Start Input rows

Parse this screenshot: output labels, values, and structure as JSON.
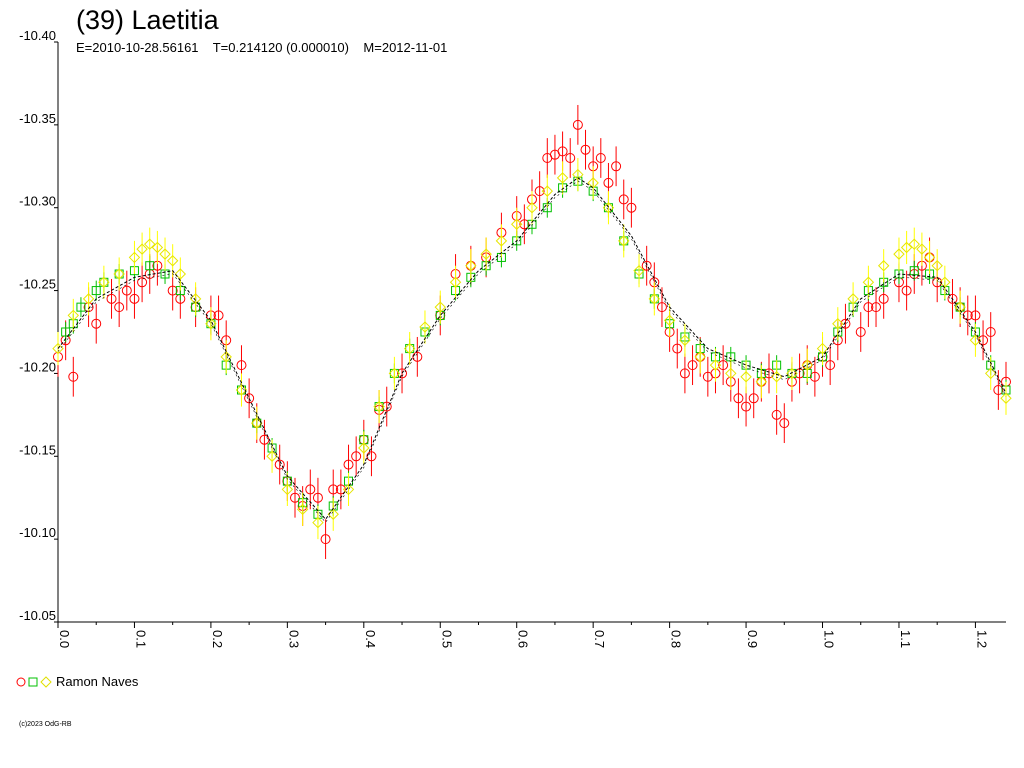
{
  "chart_data": {
    "type": "scatter",
    "title": "(39) Laetitia",
    "subtitle": "E=2010-10-28.56161    T=0.214120 (0.000010)    M=2012-11-01",
    "xlabel": "",
    "ylabel": "",
    "xlim": [
      0.0,
      1.24
    ],
    "ylim": [
      -10.4,
      -10.05
    ],
    "y_inverted": true,
    "x_ticks": [
      "0.0",
      "0.1",
      "0.2",
      "0.3",
      "0.4",
      "0.5",
      "0.6",
      "0.7",
      "0.8",
      "0.9",
      "1.0",
      "1.1",
      "1.2"
    ],
    "y_ticks": [
      "-10.40",
      "-10.35",
      "-10.30",
      "-10.25",
      "-10.20",
      "-10.15",
      "-10.10",
      "-10.05"
    ],
    "grid": false,
    "legend": {
      "placement": "bottom-left",
      "label": "Ramon Naves"
    },
    "copyright": "(c)2023 OdG-RB",
    "fit_curve": {
      "x": [
        0.0,
        0.05,
        0.1,
        0.15,
        0.2,
        0.25,
        0.3,
        0.35,
        0.4,
        0.45,
        0.5,
        0.55,
        0.6,
        0.65,
        0.68,
        0.7,
        0.75,
        0.8,
        0.85,
        0.9,
        0.95,
        1.0,
        1.05,
        1.1,
        1.15,
        1.2,
        1.24
      ],
      "y": [
        -10.215,
        -10.245,
        -10.258,
        -10.262,
        -10.232,
        -10.185,
        -10.138,
        -10.112,
        -10.145,
        -10.2,
        -10.235,
        -10.262,
        -10.28,
        -10.308,
        -10.318,
        -10.312,
        -10.283,
        -10.24,
        -10.215,
        -10.205,
        -10.198,
        -10.21,
        -10.245,
        -10.26,
        -10.258,
        -10.225,
        -10.188
      ]
    },
    "series": [
      {
        "color": "#ff0000",
        "marker": "circle",
        "x": [
          0.0,
          0.01,
          0.02,
          0.04,
          0.05,
          0.07,
          0.08,
          0.09,
          0.1,
          0.11,
          0.12,
          0.13,
          0.15,
          0.16,
          0.18,
          0.2,
          0.21,
          0.22,
          0.24,
          0.25,
          0.26,
          0.27,
          0.29,
          0.3,
          0.31,
          0.32,
          0.33,
          0.34,
          0.35,
          0.36,
          0.37,
          0.38,
          0.39,
          0.4,
          0.41,
          0.42,
          0.43,
          0.45,
          0.47,
          0.5,
          0.52,
          0.54,
          0.56,
          0.58,
          0.6,
          0.61,
          0.62,
          0.63,
          0.64,
          0.65,
          0.66,
          0.67,
          0.68,
          0.69,
          0.7,
          0.71,
          0.72,
          0.73,
          0.74,
          0.75,
          0.77,
          0.78,
          0.79,
          0.8,
          0.81,
          0.82,
          0.83,
          0.84,
          0.85,
          0.86,
          0.87,
          0.88,
          0.89,
          0.9,
          0.91,
          0.92,
          0.93,
          0.94,
          0.95,
          0.96,
          0.97,
          0.98,
          0.99,
          1.0,
          1.01,
          1.02,
          1.03,
          1.05,
          1.06,
          1.07,
          1.08,
          1.1,
          1.11,
          1.12,
          1.13,
          1.14,
          1.15,
          1.17,
          1.18,
          1.19,
          1.2,
          1.21,
          1.22,
          1.23,
          1.24
        ],
        "y": [
          -10.21,
          -10.22,
          -10.198,
          -10.24,
          -10.23,
          -10.245,
          -10.24,
          -10.25,
          -10.245,
          -10.255,
          -10.26,
          -10.265,
          -10.25,
          -10.245,
          -10.24,
          -10.235,
          -10.235,
          -10.22,
          -10.205,
          -10.185,
          -10.17,
          -10.16,
          -10.145,
          -10.135,
          -10.125,
          -10.12,
          -10.13,
          -10.125,
          -10.1,
          -10.13,
          -10.13,
          -10.145,
          -10.15,
          -10.16,
          -10.15,
          -10.178,
          -10.18,
          -10.2,
          -10.21,
          -10.235,
          -10.26,
          -10.265,
          -10.27,
          -10.285,
          -10.295,
          -10.29,
          -10.305,
          -10.31,
          -10.33,
          -10.332,
          -10.334,
          -10.33,
          -10.35,
          -10.335,
          -10.325,
          -10.33,
          -10.315,
          -10.325,
          -10.305,
          -10.3,
          -10.265,
          -10.255,
          -10.24,
          -10.225,
          -10.215,
          -10.2,
          -10.205,
          -10.21,
          -10.198,
          -10.2,
          -10.205,
          -10.195,
          -10.185,
          -10.18,
          -10.185,
          -10.195,
          -10.2,
          -10.175,
          -10.17,
          -10.195,
          -10.2,
          -10.205,
          -10.198,
          -10.21,
          -10.205,
          -10.22,
          -10.23,
          -10.225,
          -10.24,
          -10.24,
          -10.245,
          -10.255,
          -10.25,
          -10.26,
          -10.265,
          -10.27,
          -10.255,
          -10.245,
          -10.24,
          -10.235,
          -10.235,
          -10.22,
          -10.225,
          -10.19,
          -10.195
        ]
      },
      {
        "color": "#00c000",
        "marker": "square",
        "x": [
          0.01,
          0.02,
          0.03,
          0.05,
          0.06,
          0.08,
          0.1,
          0.12,
          0.14,
          0.16,
          0.18,
          0.2,
          0.22,
          0.24,
          0.26,
          0.28,
          0.3,
          0.32,
          0.34,
          0.36,
          0.38,
          0.4,
          0.42,
          0.44,
          0.46,
          0.48,
          0.5,
          0.52,
          0.54,
          0.56,
          0.58,
          0.6,
          0.62,
          0.64,
          0.66,
          0.68,
          0.7,
          0.72,
          0.74,
          0.76,
          0.78,
          0.8,
          0.82,
          0.84,
          0.86,
          0.88,
          0.9,
          0.92,
          0.94,
          0.96,
          0.98,
          1.0,
          1.02,
          1.04,
          1.06,
          1.08,
          1.1,
          1.12,
          1.14,
          1.16,
          1.18,
          1.2,
          1.22,
          1.24
        ],
        "y": [
          -10.225,
          -10.23,
          -10.24,
          -10.25,
          -10.255,
          -10.26,
          -10.262,
          -10.265,
          -10.26,
          -10.25,
          -10.24,
          -10.23,
          -10.205,
          -10.19,
          -10.17,
          -10.155,
          -10.135,
          -10.122,
          -10.115,
          -10.12,
          -10.135,
          -10.16,
          -10.18,
          -10.2,
          -10.215,
          -10.225,
          -10.235,
          -10.25,
          -10.258,
          -10.265,
          -10.27,
          -10.28,
          -10.29,
          -10.3,
          -10.312,
          -10.316,
          -10.31,
          -10.3,
          -10.28,
          -10.26,
          -10.245,
          -10.23,
          -10.222,
          -10.215,
          -10.21,
          -10.21,
          -10.205,
          -10.2,
          -10.205,
          -10.2,
          -10.2,
          -10.21,
          -10.225,
          -10.24,
          -10.25,
          -10.255,
          -10.26,
          -10.262,
          -10.26,
          -10.25,
          -10.24,
          -10.225,
          -10.205,
          -10.19
        ]
      },
      {
        "color": "#ffff00",
        "marker": "diamond",
        "x": [
          0.0,
          0.02,
          0.04,
          0.06,
          0.08,
          0.1,
          0.11,
          0.12,
          0.13,
          0.14,
          0.15,
          0.16,
          0.18,
          0.2,
          0.22,
          0.24,
          0.26,
          0.28,
          0.3,
          0.32,
          0.34,
          0.36,
          0.38,
          0.4,
          0.42,
          0.44,
          0.46,
          0.48,
          0.5,
          0.52,
          0.54,
          0.56,
          0.58,
          0.6,
          0.62,
          0.64,
          0.66,
          0.68,
          0.7,
          0.72,
          0.74,
          0.76,
          0.78,
          0.8,
          0.82,
          0.84,
          0.86,
          0.88,
          0.9,
          0.92,
          0.94,
          0.96,
          0.98,
          1.0,
          1.02,
          1.04,
          1.06,
          1.08,
          1.1,
          1.11,
          1.12,
          1.13,
          1.14,
          1.15,
          1.16,
          1.18,
          1.2,
          1.22,
          1.24
        ],
        "y": [
          -10.215,
          -10.235,
          -10.245,
          -10.255,
          -10.26,
          -10.27,
          -10.275,
          -10.278,
          -10.276,
          -10.272,
          -10.268,
          -10.26,
          -10.245,
          -10.23,
          -10.21,
          -10.19,
          -10.17,
          -10.15,
          -10.13,
          -10.118,
          -10.11,
          -10.115,
          -10.13,
          -10.155,
          -10.18,
          -10.2,
          -10.215,
          -10.228,
          -10.24,
          -10.255,
          -10.265,
          -10.272,
          -10.28,
          -10.29,
          -10.3,
          -10.31,
          -10.318,
          -10.32,
          -10.315,
          -10.3,
          -10.28,
          -10.262,
          -10.245,
          -10.232,
          -10.22,
          -10.21,
          -10.205,
          -10.2,
          -10.198,
          -10.195,
          -10.198,
          -10.2,
          -10.205,
          -10.215,
          -10.23,
          -10.245,
          -10.255,
          -10.265,
          -10.272,
          -10.276,
          -10.278,
          -10.275,
          -10.27,
          -10.265,
          -10.255,
          -10.24,
          -10.22,
          -10.2,
          -10.185
        ]
      }
    ]
  }
}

End Input rows

◆ The task ◆
Across all the entries, count the lines that contain the word "color" and give the number by itself.

◆ Solution ◆
3